## [Excerpted records]
----

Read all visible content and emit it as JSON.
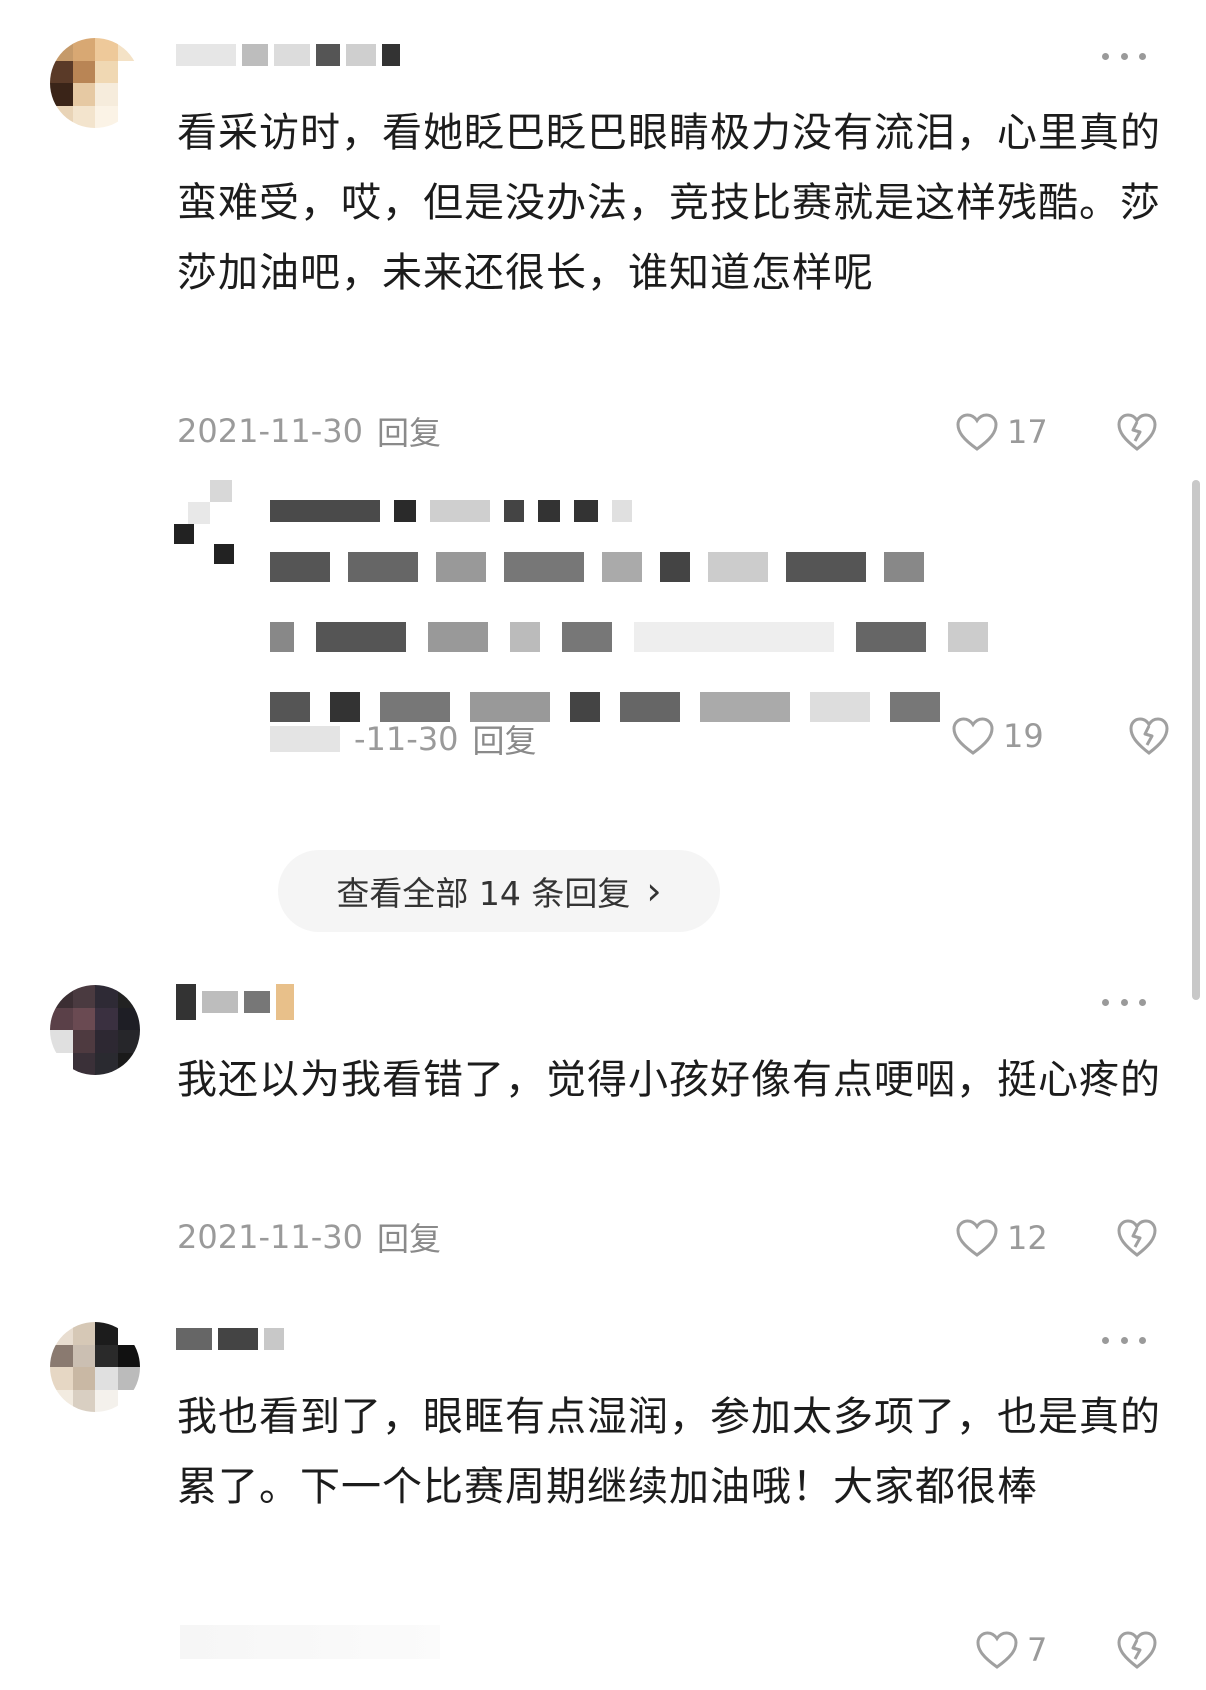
{
  "comments": [
    {
      "text": "看采访时，看她眨巴眨巴眼睛极力没有流泪，心里真的蛮难受，哎，但是没办法，竞技比赛就是这样残酷。莎莎加油吧，未来还很长，谁知道怎样呢",
      "date": "2021-11-30",
      "reply_label": "回复",
      "likes": "17"
    },
    {
      "text": "我还以为我看错了，觉得小孩好像有点哽咽，挺心疼的",
      "date": "2021-11-30",
      "reply_label": "回复",
      "likes": "12"
    },
    {
      "text": "我也看到了，眼眶有点湿润，参加太多项了，也是真的累了。下一个比赛周期继续加油哦！大家都很棒",
      "likes": "7"
    }
  ],
  "nested_reply": {
    "date_partial": "-11-30",
    "reply_label": "回复",
    "likes": "19"
  },
  "view_all": {
    "label": "查看全部 14 条回复",
    "chevron": "›"
  },
  "icons": {
    "like": "heart-outline-icon",
    "dislike": "broken-heart-icon",
    "more": "more-dots-icon"
  }
}
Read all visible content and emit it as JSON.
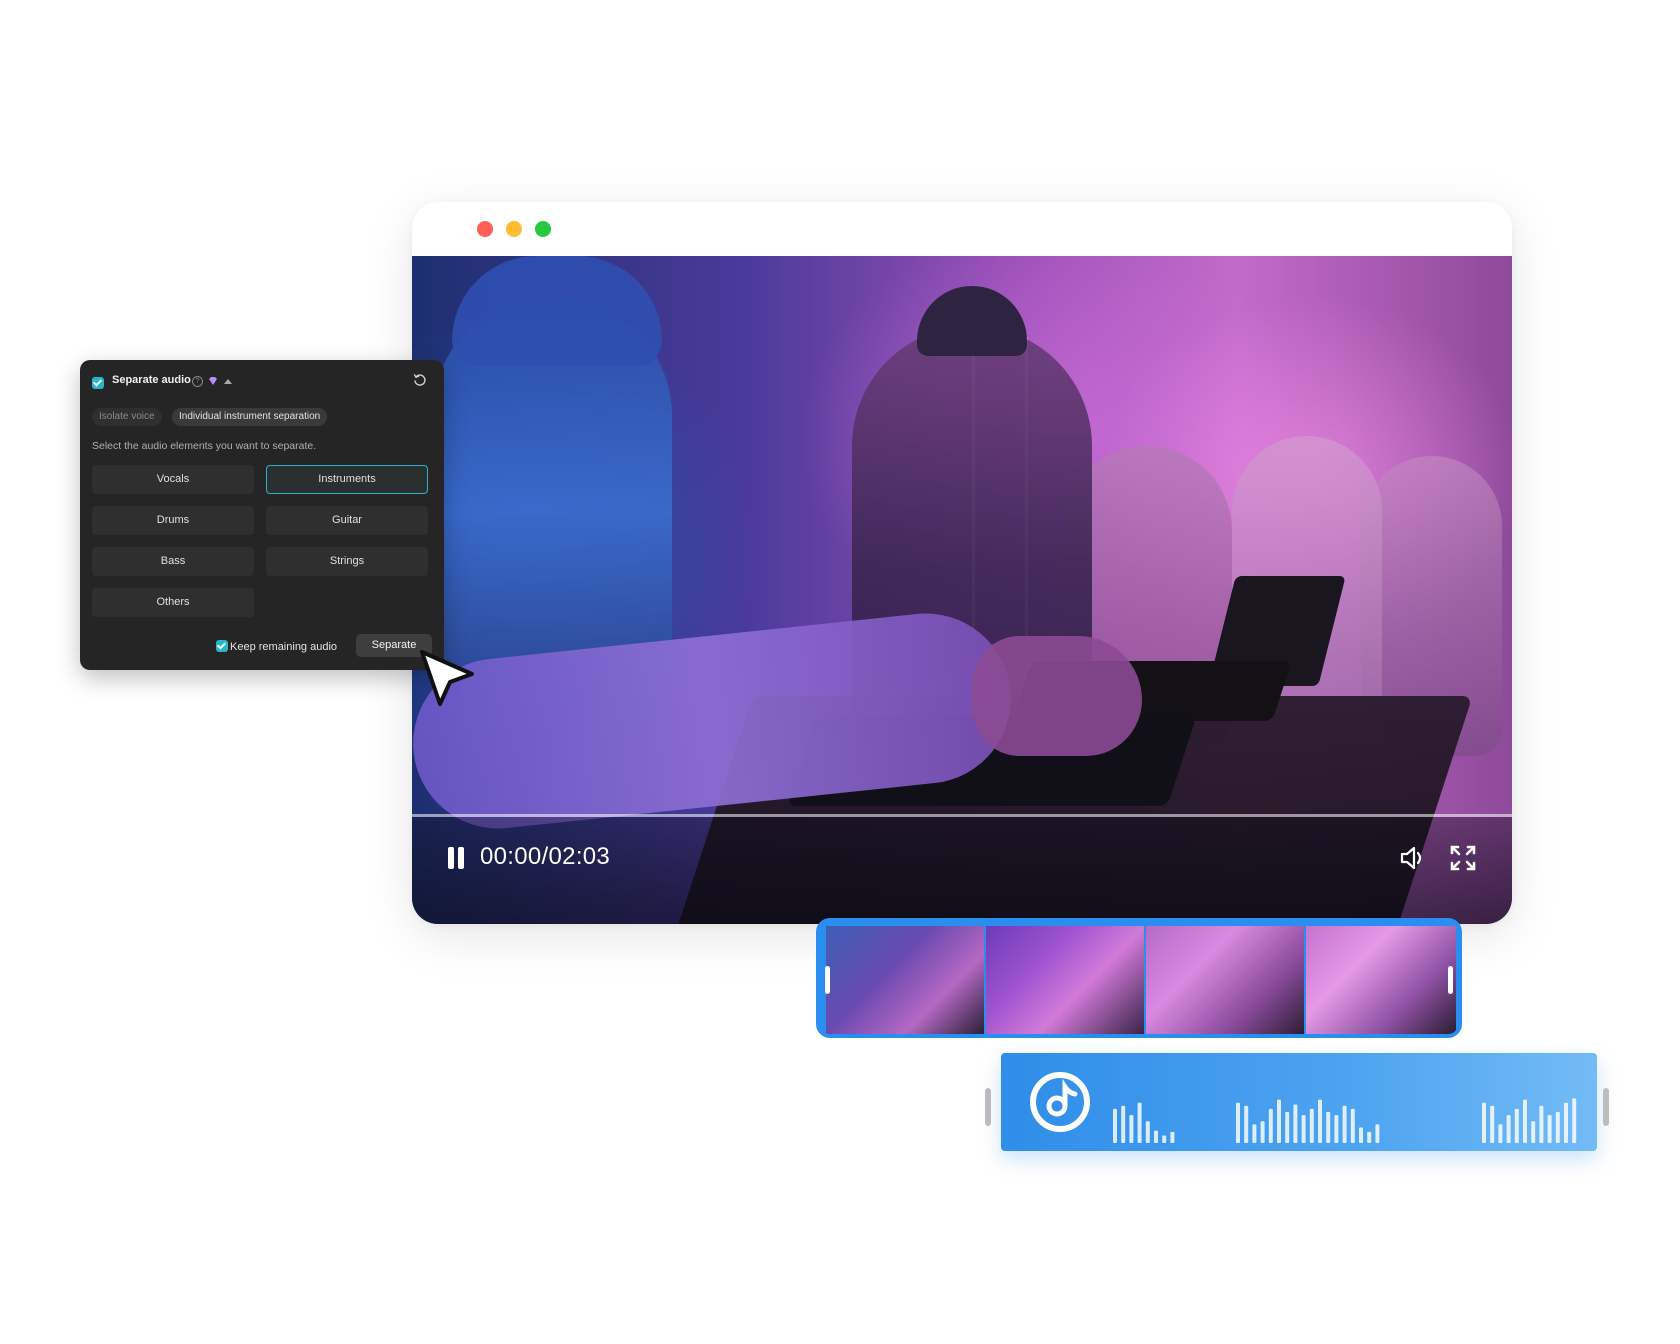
{
  "window": {
    "traffic_lights": {
      "close": "#fe5f57",
      "minimize": "#febc2e",
      "maximize": "#28c840"
    }
  },
  "player": {
    "timecode": "00:00/02:03",
    "icons": {
      "play": "pause-icon",
      "volume": "volume-icon",
      "fullscreen": "fullscreen-icon"
    }
  },
  "panel": {
    "title": "Separate audio",
    "info": "?",
    "tabs": {
      "inactive": "Isolate voice",
      "active": "Individual instrument separation"
    },
    "hint": "Select the audio elements you want to separate.",
    "options": [
      {
        "label": "Vocals",
        "selected": false
      },
      {
        "label": "Instruments",
        "selected": true
      },
      {
        "label": "Drums",
        "selected": false
      },
      {
        "label": "Guitar",
        "selected": false
      },
      {
        "label": "Bass",
        "selected": false
      },
      {
        "label": "Strings",
        "selected": false
      },
      {
        "label": "Others",
        "selected": false
      }
    ],
    "keep_remaining_label": "Keep remaining audio",
    "keep_remaining_checked": true,
    "separate_button": "Separate",
    "accent": "#26b5c9"
  },
  "timeline": {
    "clip_border_color": "#2a8df0",
    "audio_track_color": "#2f8de8",
    "waveform_levels": [
      0.55,
      0.6,
      0.45,
      0.65,
      0.35,
      0.2,
      0.12,
      0.18,
      0,
      0,
      0,
      0,
      0,
      0,
      0,
      0.65,
      0.6,
      0.3,
      0.35,
      0.55,
      0.7,
      0.5,
      0.62,
      0.45,
      0.55,
      0.7,
      0.5,
      0.45,
      0.6,
      0.55,
      0.25,
      0.18,
      0.3,
      0,
      0,
      0,
      0,
      0,
      0,
      0,
      0,
      0,
      0,
      0,
      0,
      0.65,
      0.6,
      0.3,
      0.45,
      0.55,
      0.7,
      0.35,
      0.6,
      0.45,
      0.5,
      0.65,
      0.72
    ]
  }
}
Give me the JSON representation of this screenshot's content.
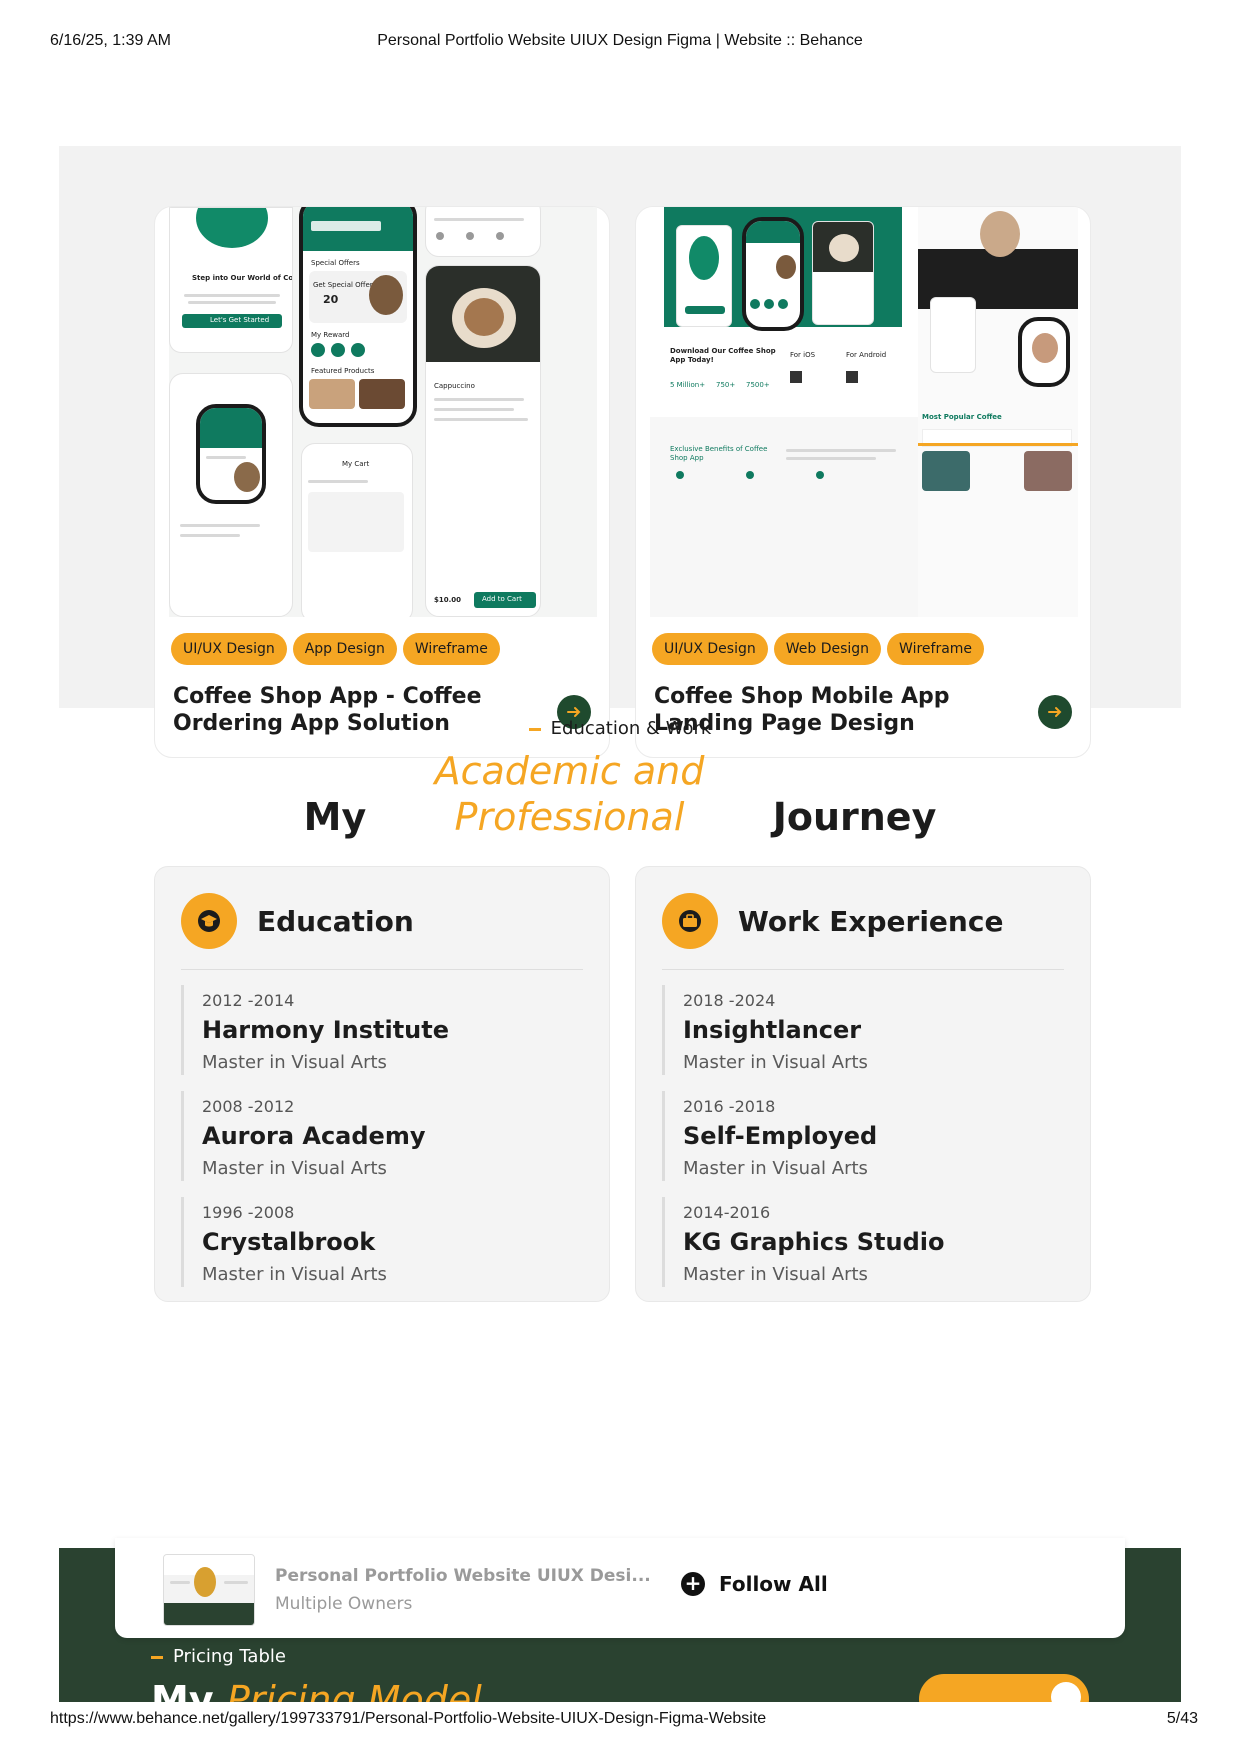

----

## [Task brief]
Within the material above, find the lines that contain the word "text"; copy them.

## [Answer to this task]
      "text": "看采访时，看她眨巴眨巴眼睛极力没有流泪，心里真的蛮难受，哎，但是没办法，竞技比赛就是这样残酷。莎莎加油吧，未来还很长，谁知道怎样呢",
      "text": "我还以为我看错了，觉得小孩好像有点哽咽，挺心疼的",
      "text": "我也看到了，眼眶有点湿润，参加太多项了，也是真的累了。下一个比赛周期继续加油哦！大家都很棒",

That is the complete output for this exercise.